» Stored data
===============

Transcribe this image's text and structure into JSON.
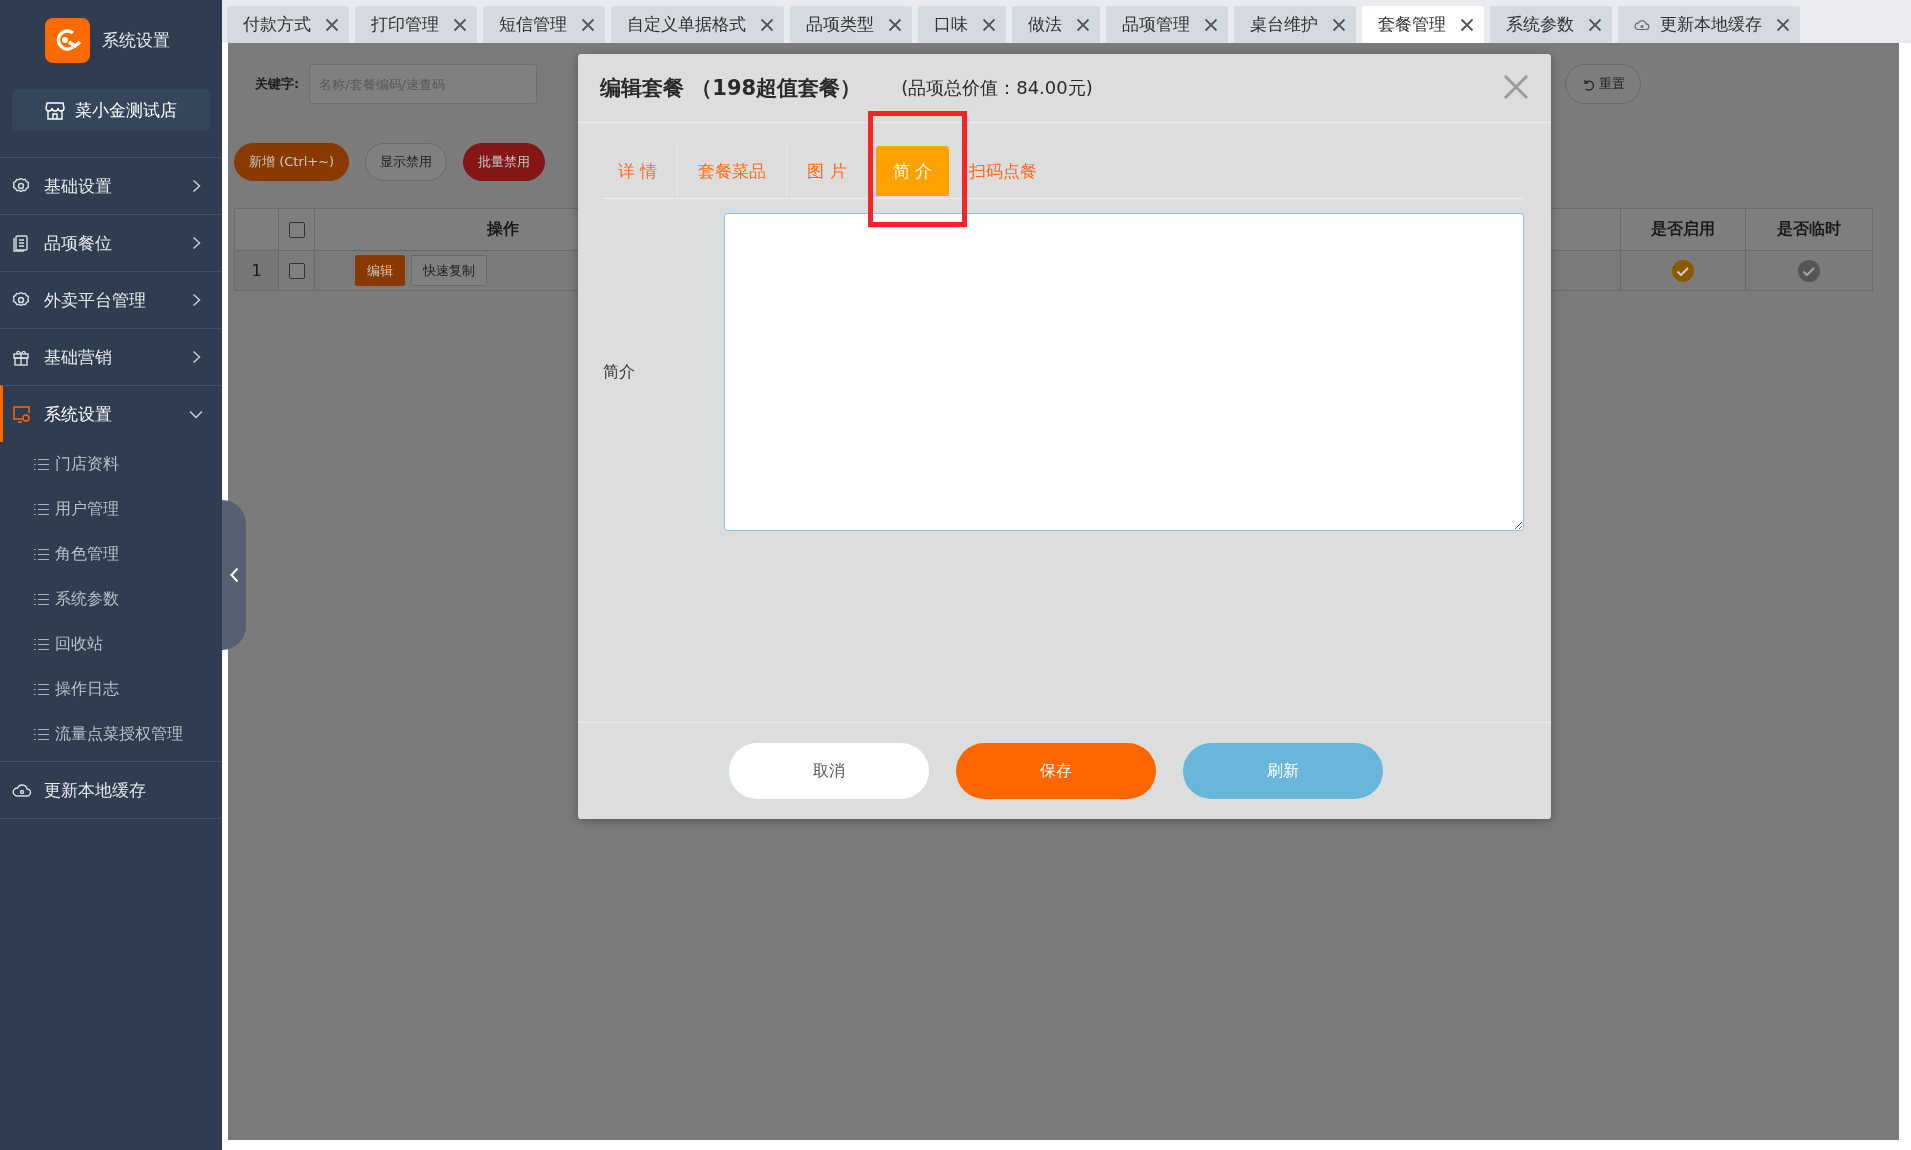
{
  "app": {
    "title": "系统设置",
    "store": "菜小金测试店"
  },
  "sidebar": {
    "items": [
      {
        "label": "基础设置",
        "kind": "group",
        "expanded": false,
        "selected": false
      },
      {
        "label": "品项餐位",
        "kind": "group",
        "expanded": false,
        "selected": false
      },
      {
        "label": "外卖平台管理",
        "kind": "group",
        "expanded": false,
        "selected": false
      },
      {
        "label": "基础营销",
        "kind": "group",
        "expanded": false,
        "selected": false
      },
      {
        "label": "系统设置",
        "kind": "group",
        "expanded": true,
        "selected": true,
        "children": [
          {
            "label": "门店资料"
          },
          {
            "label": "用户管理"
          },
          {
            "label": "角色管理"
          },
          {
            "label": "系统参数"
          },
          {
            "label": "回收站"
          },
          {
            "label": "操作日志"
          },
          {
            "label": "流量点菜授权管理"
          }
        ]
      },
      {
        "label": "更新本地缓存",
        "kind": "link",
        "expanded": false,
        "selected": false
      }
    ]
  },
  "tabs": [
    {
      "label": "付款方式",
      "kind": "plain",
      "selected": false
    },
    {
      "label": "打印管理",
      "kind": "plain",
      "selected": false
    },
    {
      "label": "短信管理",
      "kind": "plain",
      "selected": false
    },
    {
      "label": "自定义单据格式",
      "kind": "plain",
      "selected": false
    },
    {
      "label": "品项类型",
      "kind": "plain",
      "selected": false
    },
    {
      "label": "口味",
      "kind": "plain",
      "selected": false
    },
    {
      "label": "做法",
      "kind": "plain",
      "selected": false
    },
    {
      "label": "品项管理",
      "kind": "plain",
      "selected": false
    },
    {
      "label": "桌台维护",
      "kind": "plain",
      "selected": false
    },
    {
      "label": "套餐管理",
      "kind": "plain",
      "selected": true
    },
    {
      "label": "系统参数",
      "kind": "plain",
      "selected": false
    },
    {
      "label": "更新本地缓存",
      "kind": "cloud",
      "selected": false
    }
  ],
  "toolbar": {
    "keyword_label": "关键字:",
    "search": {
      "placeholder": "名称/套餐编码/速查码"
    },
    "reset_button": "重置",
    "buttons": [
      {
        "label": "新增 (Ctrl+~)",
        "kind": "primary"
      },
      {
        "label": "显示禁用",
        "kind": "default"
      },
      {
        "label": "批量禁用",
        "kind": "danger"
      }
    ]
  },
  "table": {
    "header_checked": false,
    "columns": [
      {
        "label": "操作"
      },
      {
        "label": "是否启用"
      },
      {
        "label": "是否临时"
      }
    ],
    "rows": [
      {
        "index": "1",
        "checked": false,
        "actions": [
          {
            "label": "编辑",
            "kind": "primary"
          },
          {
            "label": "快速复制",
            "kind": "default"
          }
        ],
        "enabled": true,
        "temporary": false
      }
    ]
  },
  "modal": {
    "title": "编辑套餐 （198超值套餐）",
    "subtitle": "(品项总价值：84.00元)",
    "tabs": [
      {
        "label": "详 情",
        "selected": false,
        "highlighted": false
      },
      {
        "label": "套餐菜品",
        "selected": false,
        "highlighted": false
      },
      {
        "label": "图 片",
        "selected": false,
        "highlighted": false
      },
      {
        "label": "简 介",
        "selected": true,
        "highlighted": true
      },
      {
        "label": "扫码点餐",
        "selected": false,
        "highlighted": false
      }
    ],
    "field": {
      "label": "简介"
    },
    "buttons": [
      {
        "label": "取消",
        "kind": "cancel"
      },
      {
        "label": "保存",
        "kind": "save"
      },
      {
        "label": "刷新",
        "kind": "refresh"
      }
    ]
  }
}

===============

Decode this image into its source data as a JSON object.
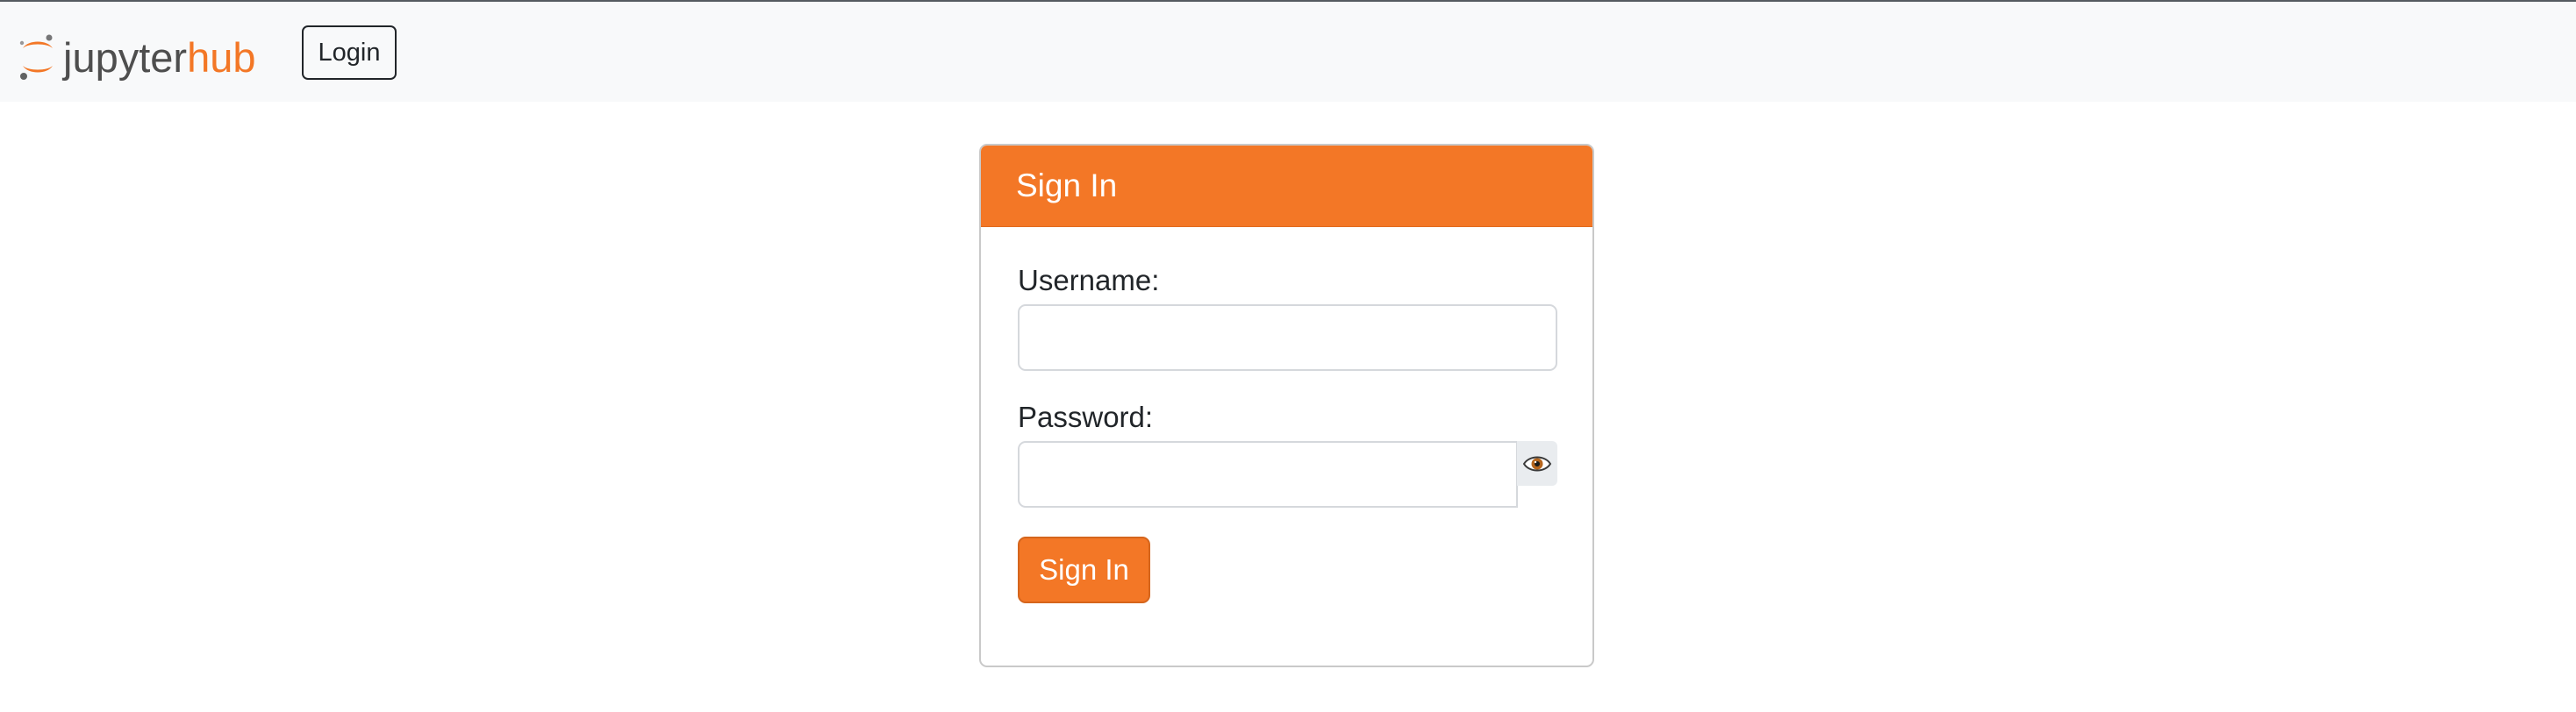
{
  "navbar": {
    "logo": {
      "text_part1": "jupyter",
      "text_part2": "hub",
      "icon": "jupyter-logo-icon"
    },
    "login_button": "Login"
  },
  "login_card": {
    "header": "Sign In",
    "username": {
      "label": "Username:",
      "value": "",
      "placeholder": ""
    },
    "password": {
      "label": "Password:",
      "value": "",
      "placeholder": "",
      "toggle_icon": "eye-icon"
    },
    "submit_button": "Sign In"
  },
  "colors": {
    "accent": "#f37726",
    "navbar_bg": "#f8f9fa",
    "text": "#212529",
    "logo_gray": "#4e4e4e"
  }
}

===============

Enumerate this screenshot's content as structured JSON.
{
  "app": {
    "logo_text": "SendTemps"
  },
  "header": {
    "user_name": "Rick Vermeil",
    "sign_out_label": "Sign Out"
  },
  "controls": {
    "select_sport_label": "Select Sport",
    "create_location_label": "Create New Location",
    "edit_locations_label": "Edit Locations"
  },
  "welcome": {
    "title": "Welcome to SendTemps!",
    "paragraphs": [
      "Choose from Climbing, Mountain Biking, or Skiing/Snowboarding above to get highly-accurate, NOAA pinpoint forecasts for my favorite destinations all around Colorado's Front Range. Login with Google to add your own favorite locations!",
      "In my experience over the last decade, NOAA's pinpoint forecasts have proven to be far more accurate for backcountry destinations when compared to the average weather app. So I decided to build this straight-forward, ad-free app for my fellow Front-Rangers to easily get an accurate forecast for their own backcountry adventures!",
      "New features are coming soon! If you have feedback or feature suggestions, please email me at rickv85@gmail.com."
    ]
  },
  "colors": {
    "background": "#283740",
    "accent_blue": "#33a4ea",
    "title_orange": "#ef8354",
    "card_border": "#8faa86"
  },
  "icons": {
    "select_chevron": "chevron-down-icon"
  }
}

===============

» YOUR TASK
Using the entries above, find all lines with "destinations". Copy them.

» WORKED ANSWER
      "Choose from Climbing, Mountain Biking, or Skiing/Snowboarding above to get highly-accurate, NOAA pinpoint forecasts for my favorite destinations all around Colorado's Front Range. Login with Google to add your own favorite locations!",
      "In my experience over the last decade, NOAA's pinpoint forecasts have proven to be far more accurate for backcountry destinations when compared to the average weather app. So I decided to build this straight-forward, ad-free app for my fellow Front-Rangers to easily get an accurate forecast for their own backcountry adventures!",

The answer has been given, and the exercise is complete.